> _WORK REQUIRED_:
Write the data out again, exactly as given.

[Source records]
====

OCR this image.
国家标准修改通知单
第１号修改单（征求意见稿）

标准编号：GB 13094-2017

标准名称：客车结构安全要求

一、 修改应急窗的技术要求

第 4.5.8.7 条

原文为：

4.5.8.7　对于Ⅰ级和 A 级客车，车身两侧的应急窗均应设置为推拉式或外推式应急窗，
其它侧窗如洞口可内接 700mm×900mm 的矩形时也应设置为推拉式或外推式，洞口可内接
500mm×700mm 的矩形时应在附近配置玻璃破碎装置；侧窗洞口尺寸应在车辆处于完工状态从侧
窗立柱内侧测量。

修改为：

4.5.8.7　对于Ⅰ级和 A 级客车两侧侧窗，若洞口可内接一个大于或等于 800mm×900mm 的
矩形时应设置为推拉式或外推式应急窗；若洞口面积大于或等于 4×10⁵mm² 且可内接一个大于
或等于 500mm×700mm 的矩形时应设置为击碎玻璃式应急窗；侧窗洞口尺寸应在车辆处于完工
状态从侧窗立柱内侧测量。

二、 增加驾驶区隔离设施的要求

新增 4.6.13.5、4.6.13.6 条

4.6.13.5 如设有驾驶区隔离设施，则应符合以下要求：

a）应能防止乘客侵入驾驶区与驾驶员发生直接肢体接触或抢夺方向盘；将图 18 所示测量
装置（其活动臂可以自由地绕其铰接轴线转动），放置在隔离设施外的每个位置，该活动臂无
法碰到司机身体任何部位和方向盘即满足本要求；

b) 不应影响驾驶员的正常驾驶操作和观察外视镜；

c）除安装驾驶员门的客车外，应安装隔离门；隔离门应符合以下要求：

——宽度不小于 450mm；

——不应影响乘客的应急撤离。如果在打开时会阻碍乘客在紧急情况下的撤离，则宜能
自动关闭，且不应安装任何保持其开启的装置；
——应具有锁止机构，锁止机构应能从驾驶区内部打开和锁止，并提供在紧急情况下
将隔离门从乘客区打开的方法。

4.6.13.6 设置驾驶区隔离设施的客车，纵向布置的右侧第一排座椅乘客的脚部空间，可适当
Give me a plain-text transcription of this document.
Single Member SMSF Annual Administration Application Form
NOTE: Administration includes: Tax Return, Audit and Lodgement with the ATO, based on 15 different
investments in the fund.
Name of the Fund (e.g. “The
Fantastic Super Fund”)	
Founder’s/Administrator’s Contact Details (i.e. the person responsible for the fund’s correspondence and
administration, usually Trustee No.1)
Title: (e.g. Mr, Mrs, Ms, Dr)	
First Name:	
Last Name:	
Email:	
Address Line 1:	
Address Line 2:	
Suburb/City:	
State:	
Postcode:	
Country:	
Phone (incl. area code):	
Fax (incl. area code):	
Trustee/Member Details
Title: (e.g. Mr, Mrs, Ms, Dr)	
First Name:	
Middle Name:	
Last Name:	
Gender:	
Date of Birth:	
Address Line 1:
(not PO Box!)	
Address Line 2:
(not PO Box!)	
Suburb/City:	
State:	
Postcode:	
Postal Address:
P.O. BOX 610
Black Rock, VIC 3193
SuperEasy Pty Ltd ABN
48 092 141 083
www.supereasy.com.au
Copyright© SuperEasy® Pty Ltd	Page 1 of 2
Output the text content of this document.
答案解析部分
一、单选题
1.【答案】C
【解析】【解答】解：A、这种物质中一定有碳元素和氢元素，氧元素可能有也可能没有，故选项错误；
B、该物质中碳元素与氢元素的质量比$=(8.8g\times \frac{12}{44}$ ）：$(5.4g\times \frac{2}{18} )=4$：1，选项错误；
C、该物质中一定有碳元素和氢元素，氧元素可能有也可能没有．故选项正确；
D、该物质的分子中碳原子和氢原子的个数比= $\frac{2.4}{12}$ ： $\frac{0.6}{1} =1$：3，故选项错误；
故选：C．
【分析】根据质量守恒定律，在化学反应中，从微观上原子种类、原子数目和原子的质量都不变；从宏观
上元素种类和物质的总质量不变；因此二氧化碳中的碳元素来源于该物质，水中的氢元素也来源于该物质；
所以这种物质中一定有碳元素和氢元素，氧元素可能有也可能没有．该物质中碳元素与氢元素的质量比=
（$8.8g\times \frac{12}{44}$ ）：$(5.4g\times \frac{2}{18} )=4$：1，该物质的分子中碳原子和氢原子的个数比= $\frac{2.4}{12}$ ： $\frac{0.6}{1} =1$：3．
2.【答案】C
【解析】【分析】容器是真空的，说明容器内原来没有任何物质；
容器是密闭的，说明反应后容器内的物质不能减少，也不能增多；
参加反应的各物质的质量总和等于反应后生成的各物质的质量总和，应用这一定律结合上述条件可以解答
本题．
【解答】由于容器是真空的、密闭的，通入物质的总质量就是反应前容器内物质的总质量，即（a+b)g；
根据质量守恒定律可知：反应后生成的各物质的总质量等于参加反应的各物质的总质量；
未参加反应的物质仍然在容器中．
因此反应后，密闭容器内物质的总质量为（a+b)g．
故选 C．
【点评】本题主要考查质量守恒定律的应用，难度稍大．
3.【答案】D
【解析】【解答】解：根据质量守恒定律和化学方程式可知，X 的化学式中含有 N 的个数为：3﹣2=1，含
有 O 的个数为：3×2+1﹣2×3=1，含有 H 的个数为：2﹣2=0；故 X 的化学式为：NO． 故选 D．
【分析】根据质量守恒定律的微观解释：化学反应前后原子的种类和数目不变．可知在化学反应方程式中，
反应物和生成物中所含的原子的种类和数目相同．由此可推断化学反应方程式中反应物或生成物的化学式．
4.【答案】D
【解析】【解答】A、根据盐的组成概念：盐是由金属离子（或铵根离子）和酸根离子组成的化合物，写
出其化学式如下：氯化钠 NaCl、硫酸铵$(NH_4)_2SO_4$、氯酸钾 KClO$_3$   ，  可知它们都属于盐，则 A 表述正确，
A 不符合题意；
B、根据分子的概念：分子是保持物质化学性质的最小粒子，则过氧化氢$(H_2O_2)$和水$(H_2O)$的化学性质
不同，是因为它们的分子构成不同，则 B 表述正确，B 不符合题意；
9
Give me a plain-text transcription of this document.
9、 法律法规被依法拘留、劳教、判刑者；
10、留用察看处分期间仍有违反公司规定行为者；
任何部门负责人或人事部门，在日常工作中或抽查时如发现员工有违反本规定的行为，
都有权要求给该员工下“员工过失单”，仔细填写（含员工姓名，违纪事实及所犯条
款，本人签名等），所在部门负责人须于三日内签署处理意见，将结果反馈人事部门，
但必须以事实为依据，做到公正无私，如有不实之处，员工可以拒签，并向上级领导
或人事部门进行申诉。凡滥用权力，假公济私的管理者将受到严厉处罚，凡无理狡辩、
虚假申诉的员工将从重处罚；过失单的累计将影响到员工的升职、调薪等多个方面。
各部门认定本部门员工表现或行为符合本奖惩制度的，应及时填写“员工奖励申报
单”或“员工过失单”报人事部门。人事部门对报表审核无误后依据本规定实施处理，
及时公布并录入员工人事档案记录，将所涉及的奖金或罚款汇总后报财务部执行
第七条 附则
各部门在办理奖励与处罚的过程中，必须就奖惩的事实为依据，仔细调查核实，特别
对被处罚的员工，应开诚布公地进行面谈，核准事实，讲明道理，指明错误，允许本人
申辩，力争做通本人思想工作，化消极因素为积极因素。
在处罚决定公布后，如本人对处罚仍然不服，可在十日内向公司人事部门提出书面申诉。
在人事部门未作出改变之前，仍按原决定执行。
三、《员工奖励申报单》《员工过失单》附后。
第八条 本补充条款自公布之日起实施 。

====

> _TASK SOLUTION_:
OCR this image.
国家标准修改通知单
第１号修改单（征求意见稿）

标准编号：GB 13094-2017

标准名称：客车结构安全要求

一、 修改应急窗的技术要求

第 4.5.8.7 条

原文为：

4.5.8.7　对于Ⅰ级和 A 级客车，车身两侧的应急窗均应设置为推拉式或外推式应急窗，
其它侧窗如洞口可内接 700mm×900mm 的矩形时也应设置为推拉式或外推式，洞口可内接
500mm×700mm 的矩形时应在附近配置玻璃破碎装置；侧窗洞口尺寸应在车辆处于完工状态从侧
窗立柱内侧测量。

修改为：

4.5.8.7　对于Ⅰ级和 A 级客车两侧侧窗，若洞口可内接一个大于或等于 800mm×900mm 的
矩形时应设置为推拉式或外推式应急窗；若洞口面积大于或等于 4×10⁵mm² 且可内接一个大于
或等于 500mm×700mm 的矩形时应设置为击碎玻璃式应急窗；侧窗洞口尺寸应在车辆处于完工
状态从侧窗立柱内侧测量。

二、 增加驾驶区隔离设施的要求

新增 4.6.13.5、4.6.13.6 条

4.6.13.5 如设有驾驶区隔离设施，则应符合以下要求：

a）应能防止乘客侵入驾驶区与驾驶员发生直接肢体接触或抢夺方向盘；将图 18 所示测量
装置（其活动臂可以自由地绕其铰接轴线转动），放置在隔离设施外的每个位置，该活动臂无
法碰到司机身体任何部位和方向盘即满足本要求；

b) 不应影响驾驶员的正常驾驶操作和观察外视镜；

c）除安装驾驶员门的客车外，应安装隔离门；隔离门应符合以下要求：

——宽度不小于 450mm；

——不应影响乘客的应急撤离。如果在打开时会阻碍乘客在紧急情况下的撤离，则宜能
自动关闭，且不应安装任何保持其开启的装置；
——应具有锁止机构，锁止机构应能从驾驶区内部打开和锁止，并提供在紧急情况下
将隔离门从乘客区打开的方法。

4.6.13.6 设置驾驶区隔离设施的客车，纵向布置的右侧第一排座椅乘客的脚部空间，可适当
Give me a plain-text transcription of this document.
Single Member SMSF Annual Administration Application Form
NOTE: Administration includes: Tax Return, Audit and Lodgement with the ATO, based on 15 different
investments in the fund.
Name of the Fund (e.g. “The
Fantastic Super Fund”)	
Founder’s/Administrator’s Contact Details (i.e. the person responsible for the fund’s correspondence and
administration, usually Trustee No.1)
Title: (e.g. Mr, Mrs, Ms, Dr)	
First Name:	
Last Name:	
Email:	
Address Line 1:	
Address Line 2:	
Suburb/City:	
State:	
Postcode:	
Country:	
Phone (incl. area code):	
Fax (incl. area code):	
Trustee/Member Details
Title: (e.g. Mr, Mrs, Ms, Dr)	
First Name:	
Middle Name:	
Last Name:	
Gender:	
Date of Birth:	
Address Line 1:
(not PO Box!)	
Address Line 2:
(not PO Box!)	
Suburb/City:	
State:	
Postcode:	
Postal Address:
P.O. BOX 610
Black Rock, VIC 3193
SuperEasy Pty Ltd ABN
48 092 141 083
www.supereasy.com.au
Copyright© SuperEasy® Pty Ltd	Page 1 of 2
Output the text content of this document.
答案解析部分
一、单选题
1.【答案】C
【解析】【解答】解：A、这种物质中一定有碳元素和氢元素，氧元素可能有也可能没有，故选项错误；
B、该物质中碳元素与氢元素的质量比$=(8.8g\times \frac{12}{44}$ ）：$(5.4g\times \frac{2}{18} )=4$：1，选项错误；
C、该物质中一定有碳元素和氢元素，氧元素可能有也可能没有．故选项正确；
D、该物质的分子中碳原子和氢原子的个数比= $\frac{2.4}{12}$ ： $\frac{0.6}{1} =1$：3，故选项错误；
故选：C．
【分析】根据质量守恒定律，在化学反应中，从微观上原子种类、原子数目和原子的质量都不变；从宏观
上元素种类和物质的总质量不变；因此二氧化碳中的碳元素来源于该物质，水中的氢元素也来源于该物质；
所以这种物质中一定有碳元素和氢元素，氧元素可能有也可能没有．该物质中碳元素与氢元素的质量比=
（$8.8g\times \frac{12}{44}$ ）：$(5.4g\times \frac{2}{18} )=4$：1，该物质的分子中碳原子和氢原子的个数比= $\frac{2.4}{12}$ ： $\frac{0.6}{1} =1$：3．
2.【答案】C
【解析】【分析】容器是真空的，说明容器内原来没有任何物质；
容器是密闭的，说明反应后容器内的物质不能减少，也不能增多；
参加反应的各物质的质量总和等于反应后生成的各物质的质量总和，应用这一定律结合上述条件可以解答
本题．
【解答】由于容器是真空的、密闭的，通入物质的总质量就是反应前容器内物质的总质量，即（a+b)g；
根据质量守恒定律可知：反应后生成的各物质的总质量等于参加反应的各物质的总质量；
未参加反应的物质仍然在容器中．
因此反应后，密闭容器内物质的总质量为（a+b)g．
故选 C．
【点评】本题主要考查质量守恒定律的应用，难度稍大．
3.【答案】D
【解析】【解答】解：根据质量守恒定律和化学方程式可知，X 的化学式中含有 N 的个数为：3﹣2=1，含
有 O 的个数为：3×2+1﹣2×3=1，含有 H 的个数为：2﹣2=0；故 X 的化学式为：NO． 故选 D．
【分析】根据质量守恒定律的微观解释：化学反应前后原子的种类和数目不变．可知在化学反应方程式中，
反应物和生成物中所含的原子的种类和数目相同．由此可推断化学反应方程式中反应物或生成物的化学式．
4.【答案】D
【解析】【解答】A、根据盐的组成概念：盐是由金属离子（或铵根离子）和酸根离子组成的化合物，写
出其化学式如下：氯化钠 NaCl、硫酸铵$(NH_4)_2SO_4$、氯酸钾 KClO$_3$   ，  可知它们都属于盐，则 A 表述正确，
A 不符合题意；
B、根据分子的概念：分子是保持物质化学性质的最小粒子，则过氧化氢$(H_2O_2)$和水$(H_2O)$的化学性质
不同，是因为它们的分子构成不同，则 B 表述正确，B 不符合题意；
9
Give me a plain-text transcription of this document.
9、 法律法规被依法拘留、劳教、判刑者；
10、留用察看处分期间仍有违反公司规定行为者；
任何部门负责人或人事部门，在日常工作中或抽查时如发现员工有违反本规定的行为，
都有权要求给该员工下“员工过失单”，仔细填写（含员工姓名，违纪事实及所犯条
款，本人签名等），所在部门负责人须于三日内签署处理意见，将结果反馈人事部门，
但必须以事实为依据，做到公正无私，如有不实之处，员工可以拒签，并向上级领导
或人事部门进行申诉。凡滥用权力，假公济私的管理者将受到严厉处罚，凡无理狡辩、
虚假申诉的员工将从重处罚；过失单的累计将影响到员工的升职、调薪等多个方面。
各部门认定本部门员工表现或行为符合本奖惩制度的，应及时填写“员工奖励申报
单”或“员工过失单”报人事部门。人事部门对报表审核无误后依据本规定实施处理，
及时公布并录入员工人事档案记录，将所涉及的奖金或罚款汇总后报财务部执行
第七条 附则
各部门在办理奖励与处罚的过程中，必须就奖惩的事实为依据，仔细调查核实，特别
对被处罚的员工，应开诚布公地进行面谈，核准事实，讲明道理，指明错误，允许本人
申辩，力争做通本人思想工作，化消极因素为积极因素。
在处罚决定公布后，如本人对处罚仍然不服，可在十日内向公司人事部门提出书面申诉。
在人事部门未作出改变之前，仍按原决定执行。
三、《员工奖励申报单》《员工过失单》附后。
第八条 本补充条款自公布之日起实施 。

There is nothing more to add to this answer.